§ **TASK DIRECTIONS**
Pull every line containing "start" out of the material below.

§ **RECORDED DATA**
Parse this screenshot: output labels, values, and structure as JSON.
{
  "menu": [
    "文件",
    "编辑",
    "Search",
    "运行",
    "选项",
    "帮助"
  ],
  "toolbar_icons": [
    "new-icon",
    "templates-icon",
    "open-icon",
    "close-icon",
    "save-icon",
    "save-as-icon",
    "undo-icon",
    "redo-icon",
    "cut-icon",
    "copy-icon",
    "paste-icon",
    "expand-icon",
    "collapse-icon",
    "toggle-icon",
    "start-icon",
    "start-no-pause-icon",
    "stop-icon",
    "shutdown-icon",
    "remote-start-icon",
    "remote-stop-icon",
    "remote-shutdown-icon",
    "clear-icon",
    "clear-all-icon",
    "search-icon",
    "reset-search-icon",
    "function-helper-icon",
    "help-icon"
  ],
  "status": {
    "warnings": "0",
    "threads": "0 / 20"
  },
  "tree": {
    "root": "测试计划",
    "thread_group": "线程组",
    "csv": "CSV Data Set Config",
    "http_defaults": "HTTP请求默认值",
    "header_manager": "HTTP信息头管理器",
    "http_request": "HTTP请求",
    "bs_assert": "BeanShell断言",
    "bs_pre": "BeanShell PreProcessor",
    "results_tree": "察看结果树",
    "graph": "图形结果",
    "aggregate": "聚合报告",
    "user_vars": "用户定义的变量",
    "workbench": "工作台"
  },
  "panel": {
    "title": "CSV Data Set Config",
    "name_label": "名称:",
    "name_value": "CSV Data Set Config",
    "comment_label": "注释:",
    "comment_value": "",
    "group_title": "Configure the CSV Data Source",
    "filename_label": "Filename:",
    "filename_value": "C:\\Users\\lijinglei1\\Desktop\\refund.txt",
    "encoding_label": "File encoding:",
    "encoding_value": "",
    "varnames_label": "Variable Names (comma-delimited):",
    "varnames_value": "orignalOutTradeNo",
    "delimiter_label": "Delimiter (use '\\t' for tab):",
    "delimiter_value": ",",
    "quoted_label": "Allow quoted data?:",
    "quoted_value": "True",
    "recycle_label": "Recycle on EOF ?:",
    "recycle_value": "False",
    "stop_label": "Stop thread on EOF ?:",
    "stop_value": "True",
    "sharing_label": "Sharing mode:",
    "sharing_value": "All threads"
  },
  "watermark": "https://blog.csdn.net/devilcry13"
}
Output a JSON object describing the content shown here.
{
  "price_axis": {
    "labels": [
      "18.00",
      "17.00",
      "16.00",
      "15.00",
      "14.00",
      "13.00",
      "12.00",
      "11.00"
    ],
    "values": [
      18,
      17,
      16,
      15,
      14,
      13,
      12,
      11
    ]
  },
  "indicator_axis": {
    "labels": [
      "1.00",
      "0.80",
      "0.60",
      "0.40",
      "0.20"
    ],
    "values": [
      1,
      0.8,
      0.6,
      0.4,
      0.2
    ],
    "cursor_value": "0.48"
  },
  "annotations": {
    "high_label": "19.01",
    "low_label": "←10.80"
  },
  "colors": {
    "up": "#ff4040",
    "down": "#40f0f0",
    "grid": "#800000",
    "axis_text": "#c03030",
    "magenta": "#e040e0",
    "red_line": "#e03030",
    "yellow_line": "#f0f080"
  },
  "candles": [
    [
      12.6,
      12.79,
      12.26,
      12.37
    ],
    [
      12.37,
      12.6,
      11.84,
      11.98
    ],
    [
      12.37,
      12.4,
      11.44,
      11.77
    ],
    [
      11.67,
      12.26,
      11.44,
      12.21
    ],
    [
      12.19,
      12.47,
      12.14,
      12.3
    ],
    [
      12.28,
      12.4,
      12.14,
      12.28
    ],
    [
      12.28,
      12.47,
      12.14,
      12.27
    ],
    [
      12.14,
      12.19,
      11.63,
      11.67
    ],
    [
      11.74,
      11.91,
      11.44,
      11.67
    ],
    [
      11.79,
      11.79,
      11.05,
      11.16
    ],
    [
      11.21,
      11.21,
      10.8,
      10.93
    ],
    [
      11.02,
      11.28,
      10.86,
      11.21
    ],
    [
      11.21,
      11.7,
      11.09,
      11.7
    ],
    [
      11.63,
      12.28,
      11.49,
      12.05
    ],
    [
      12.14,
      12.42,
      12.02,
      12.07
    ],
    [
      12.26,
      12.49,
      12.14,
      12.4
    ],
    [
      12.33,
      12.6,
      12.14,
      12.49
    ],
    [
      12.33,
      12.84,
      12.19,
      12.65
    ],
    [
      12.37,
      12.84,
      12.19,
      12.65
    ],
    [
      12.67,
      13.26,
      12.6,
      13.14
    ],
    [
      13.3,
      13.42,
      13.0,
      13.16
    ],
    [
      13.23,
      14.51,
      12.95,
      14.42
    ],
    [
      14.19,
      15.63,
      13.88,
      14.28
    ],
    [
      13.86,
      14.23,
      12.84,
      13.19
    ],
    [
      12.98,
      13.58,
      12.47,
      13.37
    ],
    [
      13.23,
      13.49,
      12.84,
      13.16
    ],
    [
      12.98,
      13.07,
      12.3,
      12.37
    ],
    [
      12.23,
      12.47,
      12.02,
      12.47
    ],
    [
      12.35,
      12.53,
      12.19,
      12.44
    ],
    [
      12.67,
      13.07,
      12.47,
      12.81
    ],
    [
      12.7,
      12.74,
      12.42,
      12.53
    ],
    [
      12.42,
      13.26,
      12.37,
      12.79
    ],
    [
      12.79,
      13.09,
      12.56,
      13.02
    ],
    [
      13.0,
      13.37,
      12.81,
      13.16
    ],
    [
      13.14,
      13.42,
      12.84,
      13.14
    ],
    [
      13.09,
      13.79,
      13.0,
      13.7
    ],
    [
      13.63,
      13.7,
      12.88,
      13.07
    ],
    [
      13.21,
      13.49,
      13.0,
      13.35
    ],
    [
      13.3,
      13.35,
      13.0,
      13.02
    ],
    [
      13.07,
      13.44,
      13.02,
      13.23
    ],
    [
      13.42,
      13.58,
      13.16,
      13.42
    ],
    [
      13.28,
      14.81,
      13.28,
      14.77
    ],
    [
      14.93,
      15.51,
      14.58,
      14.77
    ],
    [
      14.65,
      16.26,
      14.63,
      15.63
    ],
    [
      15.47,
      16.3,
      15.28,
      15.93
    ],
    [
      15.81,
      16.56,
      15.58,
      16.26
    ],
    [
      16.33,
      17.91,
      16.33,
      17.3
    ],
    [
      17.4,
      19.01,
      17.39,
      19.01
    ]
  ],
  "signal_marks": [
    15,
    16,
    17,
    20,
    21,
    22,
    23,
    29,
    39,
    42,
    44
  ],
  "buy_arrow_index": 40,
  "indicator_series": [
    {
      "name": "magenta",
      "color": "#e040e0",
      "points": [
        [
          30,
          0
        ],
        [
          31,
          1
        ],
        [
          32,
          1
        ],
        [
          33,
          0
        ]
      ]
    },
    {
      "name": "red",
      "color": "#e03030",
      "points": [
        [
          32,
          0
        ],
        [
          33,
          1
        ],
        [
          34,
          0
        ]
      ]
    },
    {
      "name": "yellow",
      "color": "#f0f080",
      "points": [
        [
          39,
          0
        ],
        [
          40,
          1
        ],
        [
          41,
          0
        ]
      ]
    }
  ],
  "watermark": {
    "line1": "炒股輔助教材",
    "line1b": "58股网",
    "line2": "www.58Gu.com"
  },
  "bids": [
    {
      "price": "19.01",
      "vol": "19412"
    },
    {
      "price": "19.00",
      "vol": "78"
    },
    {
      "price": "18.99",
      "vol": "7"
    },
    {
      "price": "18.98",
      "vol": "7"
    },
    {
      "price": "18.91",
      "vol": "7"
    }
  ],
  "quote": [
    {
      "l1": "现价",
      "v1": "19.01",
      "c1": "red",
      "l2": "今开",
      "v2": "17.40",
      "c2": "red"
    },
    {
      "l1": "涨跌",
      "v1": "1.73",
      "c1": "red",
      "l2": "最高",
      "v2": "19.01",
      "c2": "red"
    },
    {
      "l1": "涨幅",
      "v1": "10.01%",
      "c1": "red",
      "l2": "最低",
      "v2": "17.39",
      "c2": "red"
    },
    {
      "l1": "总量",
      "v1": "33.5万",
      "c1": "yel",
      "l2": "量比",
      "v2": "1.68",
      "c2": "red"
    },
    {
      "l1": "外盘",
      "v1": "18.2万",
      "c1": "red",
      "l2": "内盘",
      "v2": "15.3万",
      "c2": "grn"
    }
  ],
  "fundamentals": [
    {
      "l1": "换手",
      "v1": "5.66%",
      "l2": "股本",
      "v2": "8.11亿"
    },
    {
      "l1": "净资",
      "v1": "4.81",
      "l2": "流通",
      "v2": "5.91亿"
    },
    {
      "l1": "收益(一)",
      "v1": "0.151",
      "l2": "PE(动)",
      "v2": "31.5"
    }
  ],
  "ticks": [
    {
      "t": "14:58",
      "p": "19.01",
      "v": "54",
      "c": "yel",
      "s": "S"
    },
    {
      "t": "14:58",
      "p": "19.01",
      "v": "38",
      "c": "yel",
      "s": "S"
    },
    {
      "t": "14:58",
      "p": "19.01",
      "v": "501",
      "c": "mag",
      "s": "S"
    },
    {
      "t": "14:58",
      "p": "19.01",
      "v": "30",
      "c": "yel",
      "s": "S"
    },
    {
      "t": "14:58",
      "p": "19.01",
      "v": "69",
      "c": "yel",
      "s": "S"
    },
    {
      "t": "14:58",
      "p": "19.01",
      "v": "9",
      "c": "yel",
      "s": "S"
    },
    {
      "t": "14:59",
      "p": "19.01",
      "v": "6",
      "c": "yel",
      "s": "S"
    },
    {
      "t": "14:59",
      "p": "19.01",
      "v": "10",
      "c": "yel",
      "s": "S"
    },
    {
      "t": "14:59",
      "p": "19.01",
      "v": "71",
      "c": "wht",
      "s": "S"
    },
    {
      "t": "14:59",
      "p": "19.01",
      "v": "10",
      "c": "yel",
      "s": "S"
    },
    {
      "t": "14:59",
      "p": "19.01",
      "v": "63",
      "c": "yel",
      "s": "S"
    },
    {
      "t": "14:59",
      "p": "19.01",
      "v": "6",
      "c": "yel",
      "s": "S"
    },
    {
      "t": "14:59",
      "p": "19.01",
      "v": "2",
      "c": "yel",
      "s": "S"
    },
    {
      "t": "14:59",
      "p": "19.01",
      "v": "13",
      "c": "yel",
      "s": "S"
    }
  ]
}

§ **THE REPLY**
    "start-icon",
    "start-no-pause-icon",
    "remote-start-icon",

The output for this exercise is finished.